▶ _Written instruction_:
Can you restate the records below word for word?

[Stored data]
........
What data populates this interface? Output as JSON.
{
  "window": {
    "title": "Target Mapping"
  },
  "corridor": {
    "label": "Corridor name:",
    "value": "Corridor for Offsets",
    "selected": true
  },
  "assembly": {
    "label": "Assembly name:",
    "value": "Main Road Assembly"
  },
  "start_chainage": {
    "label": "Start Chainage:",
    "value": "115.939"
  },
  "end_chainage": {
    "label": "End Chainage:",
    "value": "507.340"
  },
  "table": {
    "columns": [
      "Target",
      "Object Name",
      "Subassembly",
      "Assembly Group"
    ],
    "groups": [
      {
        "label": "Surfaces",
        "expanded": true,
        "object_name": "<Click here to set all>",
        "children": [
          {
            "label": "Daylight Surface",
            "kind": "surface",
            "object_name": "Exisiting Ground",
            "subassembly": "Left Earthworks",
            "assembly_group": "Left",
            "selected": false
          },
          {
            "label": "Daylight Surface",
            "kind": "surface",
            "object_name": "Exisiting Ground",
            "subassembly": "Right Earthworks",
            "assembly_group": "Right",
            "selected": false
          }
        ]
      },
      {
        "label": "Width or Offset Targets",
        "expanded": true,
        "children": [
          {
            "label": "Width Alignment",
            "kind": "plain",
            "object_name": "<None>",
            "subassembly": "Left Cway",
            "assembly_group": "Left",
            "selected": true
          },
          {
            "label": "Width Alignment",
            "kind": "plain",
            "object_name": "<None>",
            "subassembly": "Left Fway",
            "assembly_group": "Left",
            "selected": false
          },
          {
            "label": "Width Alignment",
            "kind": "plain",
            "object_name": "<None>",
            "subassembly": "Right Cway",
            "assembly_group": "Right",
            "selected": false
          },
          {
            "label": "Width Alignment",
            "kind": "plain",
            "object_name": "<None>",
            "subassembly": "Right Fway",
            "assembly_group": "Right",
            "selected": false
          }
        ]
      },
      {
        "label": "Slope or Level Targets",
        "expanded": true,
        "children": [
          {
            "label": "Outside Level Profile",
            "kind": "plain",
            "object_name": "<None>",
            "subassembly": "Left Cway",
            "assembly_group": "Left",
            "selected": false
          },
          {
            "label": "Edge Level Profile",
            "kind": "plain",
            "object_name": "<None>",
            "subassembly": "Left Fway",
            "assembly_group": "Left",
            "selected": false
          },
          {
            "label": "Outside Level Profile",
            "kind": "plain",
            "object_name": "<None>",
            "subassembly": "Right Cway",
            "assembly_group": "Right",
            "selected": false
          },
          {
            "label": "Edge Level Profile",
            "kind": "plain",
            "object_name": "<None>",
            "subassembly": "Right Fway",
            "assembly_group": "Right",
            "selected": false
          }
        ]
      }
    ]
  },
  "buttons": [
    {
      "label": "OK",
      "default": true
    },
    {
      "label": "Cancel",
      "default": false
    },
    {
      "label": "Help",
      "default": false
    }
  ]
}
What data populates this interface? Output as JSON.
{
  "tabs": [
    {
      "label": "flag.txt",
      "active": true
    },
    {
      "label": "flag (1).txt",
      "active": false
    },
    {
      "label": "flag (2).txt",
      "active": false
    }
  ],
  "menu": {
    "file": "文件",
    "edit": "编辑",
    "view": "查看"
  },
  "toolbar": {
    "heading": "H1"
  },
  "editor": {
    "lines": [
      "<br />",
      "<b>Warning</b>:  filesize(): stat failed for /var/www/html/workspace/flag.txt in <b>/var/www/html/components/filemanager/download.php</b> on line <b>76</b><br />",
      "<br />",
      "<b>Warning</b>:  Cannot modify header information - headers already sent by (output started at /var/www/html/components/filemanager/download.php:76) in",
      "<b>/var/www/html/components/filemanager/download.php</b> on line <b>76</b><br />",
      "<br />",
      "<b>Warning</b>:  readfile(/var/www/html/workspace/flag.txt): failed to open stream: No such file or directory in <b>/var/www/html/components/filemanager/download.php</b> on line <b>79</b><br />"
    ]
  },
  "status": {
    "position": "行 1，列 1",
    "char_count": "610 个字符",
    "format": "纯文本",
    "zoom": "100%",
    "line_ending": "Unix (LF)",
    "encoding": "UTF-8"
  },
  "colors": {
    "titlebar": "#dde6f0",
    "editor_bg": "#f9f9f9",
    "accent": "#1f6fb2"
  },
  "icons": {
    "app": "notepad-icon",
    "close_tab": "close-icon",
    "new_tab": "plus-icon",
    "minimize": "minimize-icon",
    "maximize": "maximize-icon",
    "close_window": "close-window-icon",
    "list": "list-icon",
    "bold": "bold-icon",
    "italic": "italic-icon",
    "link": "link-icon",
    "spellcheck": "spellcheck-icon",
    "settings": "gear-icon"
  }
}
........
▶ _Response to this exercise_:
What data populates this interface? Output as JSON.
{
  "window": {
    "title": "Target Mapping"
  },
  "corridor": {
    "label": "Corridor name:",
    "value": "Corridor for Offsets",
    "selected": true
  },
  "assembly": {
    "label": "Assembly name:",
    "value": "Main Road Assembly"
  },
  "start_chainage": {
    "label": "Start Chainage:",
    "value": "115.939"
  },
  "end_chainage": {
    "label": "End Chainage:",
    "value": "507.340"
  },
  "table": {
    "columns": [
      "Target",
      "Object Name",
      "Subassembly",
      "Assembly Group"
    ],
    "groups": [
      {
        "label": "Surfaces",
        "expanded": true,
        "object_name": "<Click here to set all>",
        "children": [
          {
            "label": "Daylight Surface",
            "kind": "surface",
            "object_name": "Exisiting Ground",
            "subassembly": "Left Earthworks",
            "assembly_group": "Left",
            "selected": false
          },
          {
            "label": "Daylight Surface",
            "kind": "surface",
            "object_name": "Exisiting Ground",
            "subassembly": "Right Earthworks",
            "assembly_group": "Right",
            "selected": false
          }
        ]
      },
      {
        "label": "Width or Offset Targets",
        "expanded": true,
        "children": [
          {
            "label": "Width Alignment",
            "kind": "plain",
            "object_name": "<None>",
            "subassembly": "Left Cway",
            "assembly_group": "Left",
            "selected": true
          },
          {
            "label": "Width Alignment",
            "kind": "plain",
            "object_name": "<None>",
            "subassembly": "Left Fway",
            "assembly_group": "Left",
            "selected": false
          },
          {
            "label": "Width Alignment",
            "kind": "plain",
            "object_name": "<None>",
            "subassembly": "Right Cway",
            "assembly_group": "Right",
            "selected": false
          },
          {
            "label": "Width Alignment",
            "kind": "plain",
            "object_name": "<None>",
            "subassembly": "Right Fway",
            "assembly_group": "Right",
            "selected": false
          }
        ]
      },
      {
        "label": "Slope or Level Targets",
        "expanded": true,
        "children": [
          {
            "label": "Outside Level Profile",
            "kind": "plain",
            "object_name": "<None>",
            "subassembly": "Left Cway",
            "assembly_group": "Left",
            "selected": false
          },
          {
            "label": "Edge Level Profile",
            "kind": "plain",
            "object_name": "<None>",
            "subassembly": "Left Fway",
            "assembly_group": "Left",
            "selected": false
          },
          {
            "label": "Outside Level Profile",
            "kind": "plain",
            "object_name": "<None>",
            "subassembly": "Right Cway",
            "assembly_group": "Right",
            "selected": false
          },
          {
            "label": "Edge Level Profile",
            "kind": "plain",
            "object_name": "<None>",
            "subassembly": "Right Fway",
            "assembly_group": "Right",
            "selected": false
          }
        ]
      }
    ]
  },
  "buttons": [
    {
      "label": "OK",
      "default": true
    },
    {
      "label": "Cancel",
      "default": false
    },
    {
      "label": "Help",
      "default": false
    }
  ]
}
What data populates this interface? Output as JSON.
{
  "tabs": [
    {
      "label": "flag.txt",
      "active": true
    },
    {
      "label": "flag (1).txt",
      "active": false
    },
    {
      "label": "flag (2).txt",
      "active": false
    }
  ],
  "menu": {
    "file": "文件",
    "edit": "编辑",
    "view": "查看"
  },
  "toolbar": {
    "heading": "H1"
  },
  "editor": {
    "lines": [
      "<br />",
      "<b>Warning</b>:  filesize(): stat failed for /var/www/html/workspace/flag.txt in <b>/var/www/html/components/filemanager/download.php</b> on line <b>76</b><br />",
      "<br />",
      "<b>Warning</b>:  Cannot modify header information - headers already sent by (output started at /var/www/html/components/filemanager/download.php:76) in",
      "<b>/var/www/html/components/filemanager/download.php</b> on line <b>76</b><br />",
      "<br />",
      "<b>Warning</b>:  readfile(/var/www/html/workspace/flag.txt): failed to open stream: No such file or directory in <b>/var/www/html/components/filemanager/download.php</b> on line <b>79</b><br />"
    ]
  },
  "status": {
    "position": "行 1，列 1",
    "char_count": "610 个字符",
    "format": "纯文本",
    "zoom": "100%",
    "line_ending": "Unix (LF)",
    "encoding": "UTF-8"
  },
  "colors": {
    "titlebar": "#dde6f0",
    "editor_bg": "#f9f9f9",
    "accent": "#1f6fb2"
  },
  "icons": {
    "app": "notepad-icon",
    "close_tab": "close-icon",
    "new_tab": "plus-icon",
    "minimize": "minimize-icon",
    "maximize": "maximize-icon",
    "close_window": "close-window-icon",
    "list": "list-icon",
    "bold": "bold-icon",
    "italic": "italic-icon",
    "link": "link-icon",
    "spellcheck": "spellcheck-icon",
    "settings": "gear-icon"
  }
}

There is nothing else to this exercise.